Work required: Repeat every record below exactly, omitting any pictures.
··· Supplied material
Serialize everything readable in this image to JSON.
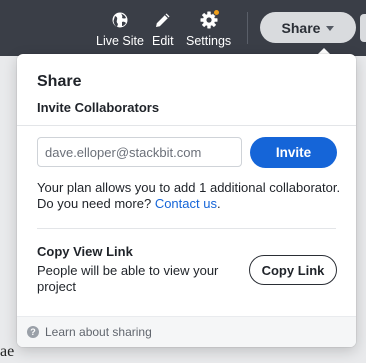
{
  "toolbar": {
    "live_site": "Live Site",
    "edit": "Edit",
    "settings": "Settings",
    "share": "Share"
  },
  "background": {
    "fragment": "ae"
  },
  "share_popover": {
    "title": "Share",
    "invite_heading": "Invite Collaborators",
    "email_placeholder": "dave.elloper@stackbit.com",
    "invite_button": "Invite",
    "plan_text": "Your plan allows you to add 1 additional collaborator. Do you need more?",
    "contact_link": "Contact us",
    "plan_text_end": ".",
    "copy_heading": "Copy View Link",
    "copy_description": "People will be able to view your project",
    "copy_button": "Copy Link",
    "footer_help": "Learn about sharing"
  },
  "colors": {
    "topbar": "#3a3e47",
    "accent": "#1565d8",
    "notification": "#f0a01c"
  },
  "icons": [
    "globe-icon",
    "pencil-icon",
    "gear-icon",
    "caret-down-icon",
    "help-icon"
  ]
}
······
Task output:
Serialize everything readable in this image to JSON.
{
  "toolbar": {
    "live_site": "Live Site",
    "edit": "Edit",
    "settings": "Settings",
    "share": "Share"
  },
  "background": {
    "fragment": "ae"
  },
  "share_popover": {
    "title": "Share",
    "invite_heading": "Invite Collaborators",
    "email_placeholder": "dave.elloper@stackbit.com",
    "invite_button": "Invite",
    "plan_text": "Your plan allows you to add 1 additional collaborator. Do you need more?",
    "contact_link": "Contact us",
    "plan_text_end": ".",
    "copy_heading": "Copy View Link",
    "copy_description": "People will be able to view your project",
    "copy_button": "Copy Link",
    "footer_help": "Learn about sharing"
  },
  "colors": {
    "topbar": "#3a3e47",
    "accent": "#1565d8",
    "notification": "#f0a01c"
  },
  "icons": [
    "globe-icon",
    "pencil-icon",
    "gear-icon",
    "caret-down-icon",
    "help-icon"
  ]
}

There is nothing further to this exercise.